- Stated task: Without including any pictures, write out all the entries exactly.

Data tied to figure images
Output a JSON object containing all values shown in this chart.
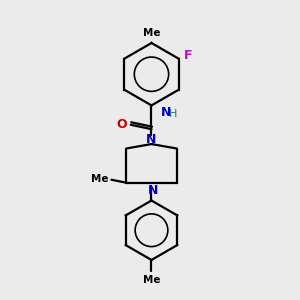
{
  "background_color": "#ebebeb",
  "bond_color": "#000000",
  "N_color": "#0000cc",
  "O_color": "#cc0000",
  "F_color": "#cc00cc",
  "H_color": "#008080",
  "figsize": [
    3.0,
    3.0
  ],
  "dpi": 100,
  "xlim": [
    0,
    10
  ],
  "ylim": [
    0,
    10
  ]
}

- Exercise answer:
Output a JSON object containing all values shown in this chart.
{
  "background_color": "#ebebeb",
  "bond_color": "#000000",
  "N_color": "#0000cc",
  "O_color": "#cc0000",
  "F_color": "#cc00cc",
  "H_color": "#008080",
  "figsize": [
    3.0,
    3.0
  ],
  "dpi": 100,
  "xlim": [
    0,
    10
  ],
  "ylim": [
    0,
    10
  ]
}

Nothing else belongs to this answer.